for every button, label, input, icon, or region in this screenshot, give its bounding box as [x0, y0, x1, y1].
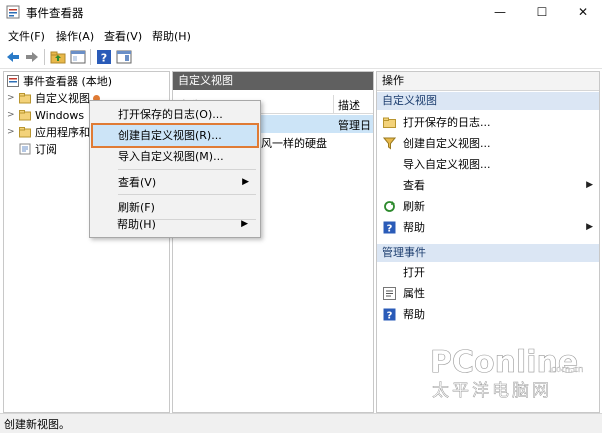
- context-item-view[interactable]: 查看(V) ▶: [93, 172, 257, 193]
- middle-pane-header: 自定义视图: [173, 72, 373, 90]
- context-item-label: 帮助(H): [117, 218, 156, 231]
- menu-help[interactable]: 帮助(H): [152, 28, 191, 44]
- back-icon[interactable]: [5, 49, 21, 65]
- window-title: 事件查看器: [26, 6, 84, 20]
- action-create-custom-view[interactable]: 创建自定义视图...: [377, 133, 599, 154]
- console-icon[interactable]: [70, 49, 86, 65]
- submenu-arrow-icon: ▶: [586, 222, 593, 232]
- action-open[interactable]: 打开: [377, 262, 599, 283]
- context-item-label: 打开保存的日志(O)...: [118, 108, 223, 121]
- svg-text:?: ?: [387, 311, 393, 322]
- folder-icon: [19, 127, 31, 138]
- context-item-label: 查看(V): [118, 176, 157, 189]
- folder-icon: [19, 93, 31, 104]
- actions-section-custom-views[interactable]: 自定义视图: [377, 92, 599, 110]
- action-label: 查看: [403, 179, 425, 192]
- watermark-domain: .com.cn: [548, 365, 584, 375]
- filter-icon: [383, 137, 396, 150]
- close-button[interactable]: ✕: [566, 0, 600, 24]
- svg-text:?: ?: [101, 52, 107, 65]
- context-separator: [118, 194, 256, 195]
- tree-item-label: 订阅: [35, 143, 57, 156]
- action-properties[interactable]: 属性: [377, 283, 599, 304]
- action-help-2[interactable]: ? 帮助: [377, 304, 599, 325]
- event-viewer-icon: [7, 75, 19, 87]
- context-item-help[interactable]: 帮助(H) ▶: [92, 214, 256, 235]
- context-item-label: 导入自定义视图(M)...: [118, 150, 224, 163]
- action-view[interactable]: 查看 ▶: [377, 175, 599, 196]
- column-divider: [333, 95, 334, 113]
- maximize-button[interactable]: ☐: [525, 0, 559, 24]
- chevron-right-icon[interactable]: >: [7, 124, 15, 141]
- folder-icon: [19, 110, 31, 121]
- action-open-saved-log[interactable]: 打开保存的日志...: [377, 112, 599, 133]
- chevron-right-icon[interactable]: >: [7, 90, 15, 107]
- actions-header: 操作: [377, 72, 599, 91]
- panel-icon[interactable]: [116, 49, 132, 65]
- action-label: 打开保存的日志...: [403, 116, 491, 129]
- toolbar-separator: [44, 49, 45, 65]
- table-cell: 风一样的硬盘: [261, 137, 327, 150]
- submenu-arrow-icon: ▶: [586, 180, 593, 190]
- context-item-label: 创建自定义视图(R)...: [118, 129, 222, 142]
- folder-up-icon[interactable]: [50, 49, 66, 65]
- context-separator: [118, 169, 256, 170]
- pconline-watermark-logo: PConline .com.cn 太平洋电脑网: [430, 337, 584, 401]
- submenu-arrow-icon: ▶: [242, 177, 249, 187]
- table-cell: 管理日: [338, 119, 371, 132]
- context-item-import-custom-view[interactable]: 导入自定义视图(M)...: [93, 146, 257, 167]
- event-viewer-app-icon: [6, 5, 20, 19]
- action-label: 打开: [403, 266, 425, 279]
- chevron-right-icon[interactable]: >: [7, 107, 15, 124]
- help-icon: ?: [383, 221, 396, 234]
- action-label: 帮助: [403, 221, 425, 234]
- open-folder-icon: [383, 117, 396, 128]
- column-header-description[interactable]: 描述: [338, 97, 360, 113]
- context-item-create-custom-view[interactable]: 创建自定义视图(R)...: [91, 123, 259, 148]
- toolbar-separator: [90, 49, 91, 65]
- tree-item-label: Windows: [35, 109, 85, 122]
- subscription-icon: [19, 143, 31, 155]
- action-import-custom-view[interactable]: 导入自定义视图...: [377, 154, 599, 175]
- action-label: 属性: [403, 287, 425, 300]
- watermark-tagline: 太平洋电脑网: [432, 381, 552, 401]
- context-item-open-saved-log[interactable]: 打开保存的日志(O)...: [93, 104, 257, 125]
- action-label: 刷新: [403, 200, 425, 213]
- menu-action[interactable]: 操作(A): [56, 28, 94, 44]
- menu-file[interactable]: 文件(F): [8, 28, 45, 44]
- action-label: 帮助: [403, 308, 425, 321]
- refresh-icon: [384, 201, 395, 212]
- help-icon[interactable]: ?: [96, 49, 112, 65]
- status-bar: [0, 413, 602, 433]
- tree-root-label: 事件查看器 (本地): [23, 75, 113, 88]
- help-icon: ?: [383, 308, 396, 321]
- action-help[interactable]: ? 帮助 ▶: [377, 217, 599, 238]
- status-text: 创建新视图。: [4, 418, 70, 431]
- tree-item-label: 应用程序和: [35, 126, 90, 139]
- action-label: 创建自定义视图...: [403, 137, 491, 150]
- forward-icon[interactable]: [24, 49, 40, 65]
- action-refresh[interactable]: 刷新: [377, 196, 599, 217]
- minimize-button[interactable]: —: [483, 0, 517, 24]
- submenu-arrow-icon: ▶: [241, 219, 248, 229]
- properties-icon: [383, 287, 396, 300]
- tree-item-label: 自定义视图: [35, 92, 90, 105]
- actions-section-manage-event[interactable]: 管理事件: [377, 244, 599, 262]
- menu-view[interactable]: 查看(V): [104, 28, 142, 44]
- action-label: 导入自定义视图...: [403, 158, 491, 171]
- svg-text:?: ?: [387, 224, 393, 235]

***

### [Stated goal]
Please extract everything from the line that contains "- context-item-view[interactable]: 查看(V)" down to the line that contains "- window-title: 事件查看器: [26, 6, 84, 20]", both included, and copy those lines exactly.

### [Written answer]
- context-item-view[interactable]: 查看(V) ▶: [93, 172, 257, 193]
- middle-pane-header: 自定义视图: [173, 72, 373, 90]
- context-item-label: 帮助(H): [117, 218, 156, 231]
- menu-help[interactable]: 帮助(H): [152, 28, 191, 44]
- back-icon[interactable]: [5, 49, 21, 65]
- window-title: 事件查看器: [26, 6, 84, 20]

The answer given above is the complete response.